RECORD SET:

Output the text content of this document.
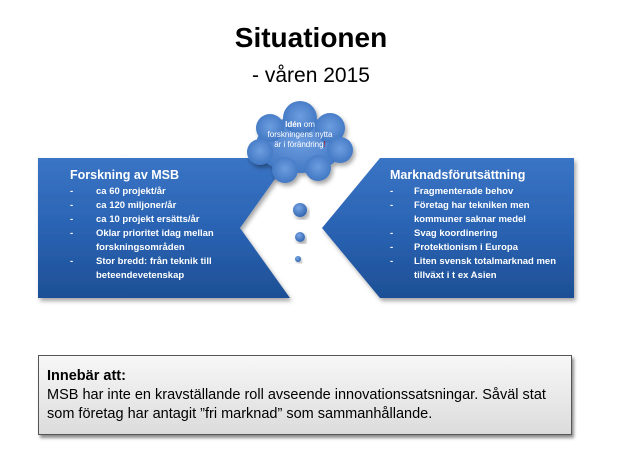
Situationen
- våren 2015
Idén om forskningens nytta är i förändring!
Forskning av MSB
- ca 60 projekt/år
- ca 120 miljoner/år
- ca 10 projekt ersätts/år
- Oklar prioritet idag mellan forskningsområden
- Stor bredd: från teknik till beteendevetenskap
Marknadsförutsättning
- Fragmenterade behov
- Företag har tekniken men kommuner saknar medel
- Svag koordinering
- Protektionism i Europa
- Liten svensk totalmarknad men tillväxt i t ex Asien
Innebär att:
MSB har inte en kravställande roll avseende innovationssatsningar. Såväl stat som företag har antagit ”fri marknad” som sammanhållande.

* * *

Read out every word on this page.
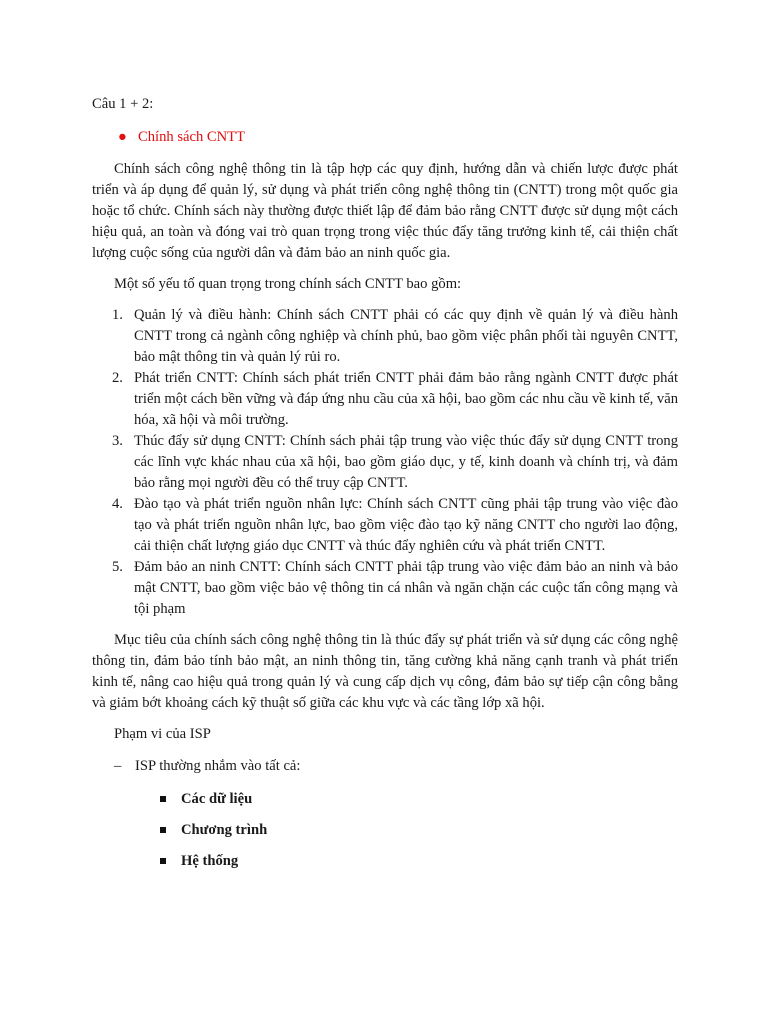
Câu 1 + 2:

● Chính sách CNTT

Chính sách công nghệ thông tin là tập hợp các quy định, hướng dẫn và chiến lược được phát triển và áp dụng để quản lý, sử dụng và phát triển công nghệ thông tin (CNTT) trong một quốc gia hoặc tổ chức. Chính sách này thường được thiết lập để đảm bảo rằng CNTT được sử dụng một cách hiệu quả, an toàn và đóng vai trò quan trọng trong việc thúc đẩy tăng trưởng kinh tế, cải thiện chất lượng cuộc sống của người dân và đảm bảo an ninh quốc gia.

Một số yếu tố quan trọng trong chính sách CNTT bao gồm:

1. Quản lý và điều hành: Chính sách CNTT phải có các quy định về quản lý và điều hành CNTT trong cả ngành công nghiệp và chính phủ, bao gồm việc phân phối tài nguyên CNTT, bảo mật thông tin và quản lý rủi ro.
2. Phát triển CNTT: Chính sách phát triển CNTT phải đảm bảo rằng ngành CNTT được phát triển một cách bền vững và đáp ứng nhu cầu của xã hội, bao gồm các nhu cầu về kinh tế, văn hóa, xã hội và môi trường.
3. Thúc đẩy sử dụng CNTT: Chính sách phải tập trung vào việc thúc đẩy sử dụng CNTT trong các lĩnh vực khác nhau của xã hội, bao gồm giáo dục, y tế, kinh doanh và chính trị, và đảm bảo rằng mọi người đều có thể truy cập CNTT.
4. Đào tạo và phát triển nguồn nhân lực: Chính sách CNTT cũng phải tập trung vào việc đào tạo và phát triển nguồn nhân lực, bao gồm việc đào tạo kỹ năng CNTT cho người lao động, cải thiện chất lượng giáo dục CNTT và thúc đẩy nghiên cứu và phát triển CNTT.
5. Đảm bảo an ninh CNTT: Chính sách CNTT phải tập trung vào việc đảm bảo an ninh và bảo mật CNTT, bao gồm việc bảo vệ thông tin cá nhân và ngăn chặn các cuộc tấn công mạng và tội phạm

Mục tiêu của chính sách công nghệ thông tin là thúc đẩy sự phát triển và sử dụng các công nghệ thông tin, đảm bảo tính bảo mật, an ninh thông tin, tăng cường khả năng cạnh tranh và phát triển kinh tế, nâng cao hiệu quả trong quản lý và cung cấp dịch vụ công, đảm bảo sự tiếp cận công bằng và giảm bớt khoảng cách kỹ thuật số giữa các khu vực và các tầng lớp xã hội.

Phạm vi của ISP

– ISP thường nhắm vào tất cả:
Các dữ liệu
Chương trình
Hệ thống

SET TASK: Copy every line in the entries above that has the string "projekt" in it.

ANSWER FOR THE TASK:
- ca 60 projekt/år
- ca 10 projekt ersätts/år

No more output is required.